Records
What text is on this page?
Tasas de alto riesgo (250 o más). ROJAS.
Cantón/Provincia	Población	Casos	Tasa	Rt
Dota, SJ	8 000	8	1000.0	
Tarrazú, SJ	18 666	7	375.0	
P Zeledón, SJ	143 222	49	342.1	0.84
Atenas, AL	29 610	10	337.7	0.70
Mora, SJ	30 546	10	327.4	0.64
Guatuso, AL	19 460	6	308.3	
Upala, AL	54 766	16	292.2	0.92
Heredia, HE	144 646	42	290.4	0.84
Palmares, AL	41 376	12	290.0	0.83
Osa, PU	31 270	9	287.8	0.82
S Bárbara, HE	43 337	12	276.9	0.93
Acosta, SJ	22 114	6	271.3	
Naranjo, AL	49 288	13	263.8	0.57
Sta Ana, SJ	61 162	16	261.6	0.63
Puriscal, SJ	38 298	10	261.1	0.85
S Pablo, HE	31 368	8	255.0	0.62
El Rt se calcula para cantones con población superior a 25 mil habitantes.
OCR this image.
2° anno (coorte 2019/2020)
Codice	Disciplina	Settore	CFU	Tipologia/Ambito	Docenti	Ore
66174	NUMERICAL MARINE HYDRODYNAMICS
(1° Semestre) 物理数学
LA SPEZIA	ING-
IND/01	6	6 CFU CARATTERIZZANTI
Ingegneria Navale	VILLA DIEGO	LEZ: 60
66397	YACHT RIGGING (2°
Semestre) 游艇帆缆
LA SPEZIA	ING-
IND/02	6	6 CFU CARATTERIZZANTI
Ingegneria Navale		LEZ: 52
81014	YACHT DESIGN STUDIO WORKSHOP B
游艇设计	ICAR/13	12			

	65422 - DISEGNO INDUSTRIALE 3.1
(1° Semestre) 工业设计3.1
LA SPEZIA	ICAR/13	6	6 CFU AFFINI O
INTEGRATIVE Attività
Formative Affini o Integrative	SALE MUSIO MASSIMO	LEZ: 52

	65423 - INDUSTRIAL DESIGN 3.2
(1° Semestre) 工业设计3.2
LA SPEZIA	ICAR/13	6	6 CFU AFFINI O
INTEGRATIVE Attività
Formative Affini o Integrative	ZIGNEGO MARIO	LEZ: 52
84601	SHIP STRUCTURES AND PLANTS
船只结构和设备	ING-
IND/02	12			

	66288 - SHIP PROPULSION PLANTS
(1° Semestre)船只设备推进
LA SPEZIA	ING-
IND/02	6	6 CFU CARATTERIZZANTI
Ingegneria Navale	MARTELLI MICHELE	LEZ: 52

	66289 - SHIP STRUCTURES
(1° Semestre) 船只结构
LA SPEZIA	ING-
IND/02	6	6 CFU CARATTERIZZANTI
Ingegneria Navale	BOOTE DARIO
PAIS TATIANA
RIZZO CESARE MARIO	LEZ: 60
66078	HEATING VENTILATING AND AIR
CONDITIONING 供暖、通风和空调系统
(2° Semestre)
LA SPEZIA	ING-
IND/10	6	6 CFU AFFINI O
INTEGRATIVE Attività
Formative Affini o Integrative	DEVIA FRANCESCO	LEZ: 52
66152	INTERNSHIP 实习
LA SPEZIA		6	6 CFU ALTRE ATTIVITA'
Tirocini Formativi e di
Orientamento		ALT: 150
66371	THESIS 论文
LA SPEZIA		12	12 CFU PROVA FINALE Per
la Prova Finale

SHORT TASK: Every line above needs to be retyped exactly.

ANSWER TO THE EXERCISE:
What text is on this page?
Tasas de alto riesgo (250 o más). ROJAS.
Cantón/Provincia	Población	Casos	Tasa	Rt
Dota, SJ	8 000	8	1000.0	
Tarrazú, SJ	18 666	7	375.0	
P Zeledón, SJ	143 222	49	342.1	0.84
Atenas, AL	29 610	10	337.7	0.70
Mora, SJ	30 546	10	327.4	0.64
Guatuso, AL	19 460	6	308.3	
Upala, AL	54 766	16	292.2	0.92
Heredia, HE	144 646	42	290.4	0.84
Palmares, AL	41 376	12	290.0	0.83
Osa, PU	31 270	9	287.8	0.82
S Bárbara, HE	43 337	12	276.9	0.93
Acosta, SJ	22 114	6	271.3	
Naranjo, AL	49 288	13	263.8	0.57
Sta Ana, SJ	61 162	16	261.6	0.63
Puriscal, SJ	38 298	10	261.1	0.85
S Pablo, HE	31 368	8	255.0	0.62
El Rt se calcula para cantones con población superior a 25 mil habitantes.
OCR this image.
2° anno (coorte 2019/2020)
Codice	Disciplina	Settore	CFU	Tipologia/Ambito	Docenti	Ore
66174	NUMERICAL MARINE HYDRODYNAMICS
(1° Semestre) 物理数学
LA SPEZIA	ING-
IND/01	6	6 CFU CARATTERIZZANTI
Ingegneria Navale	VILLA DIEGO	LEZ: 60
66397	YACHT RIGGING (2°
Semestre) 游艇帆缆
LA SPEZIA	ING-
IND/02	6	6 CFU CARATTERIZZANTI
Ingegneria Navale		LEZ: 52
81014	YACHT DESIGN STUDIO WORKSHOP B
游艇设计	ICAR/13	12			

	65422 - DISEGNO INDUSTRIALE 3.1
(1° Semestre) 工业设计3.1
LA SPEZIA	ICAR/13	6	6 CFU AFFINI O
INTEGRATIVE Attività
Formative Affini o Integrative	SALE MUSIO MASSIMO	LEZ: 52

	65423 - INDUSTRIAL DESIGN 3.2
(1° Semestre) 工业设计3.2
LA SPEZIA	ICAR/13	6	6 CFU AFFINI O
INTEGRATIVE Attività
Formative Affini o Integrative	ZIGNEGO MARIO	LEZ: 52
84601	SHIP STRUCTURES AND PLANTS
船只结构和设备	ING-
IND/02	12			

	66288 - SHIP PROPULSION PLANTS
(1° Semestre)船只设备推进
LA SPEZIA	ING-
IND/02	6	6 CFU CARATTERIZZANTI
Ingegneria Navale	MARTELLI MICHELE	LEZ: 52

	66289 - SHIP STRUCTURES
(1° Semestre) 船只结构
LA SPEZIA	ING-
IND/02	6	6 CFU CARATTERIZZANTI
Ingegneria Navale	BOOTE DARIO
PAIS TATIANA
RIZZO CESARE MARIO	LEZ: 60
66078	HEATING VENTILATING AND AIR
CONDITIONING 供暖、通风和空调系统
(2° Semestre)
LA SPEZIA	ING-
IND/10	6	6 CFU AFFINI O
INTEGRATIVE Attività
Formative Affini o Integrative	DEVIA FRANCESCO	LEZ: 52
66152	INTERNSHIP 实习
LA SPEZIA		6	6 CFU ALTRE ATTIVITA'
Tirocini Formativi e di
Orientamento		ALT: 150
66371	THESIS 论文
LA SPEZIA		12	12 CFU PROVA FINALE Per
la Prova Finale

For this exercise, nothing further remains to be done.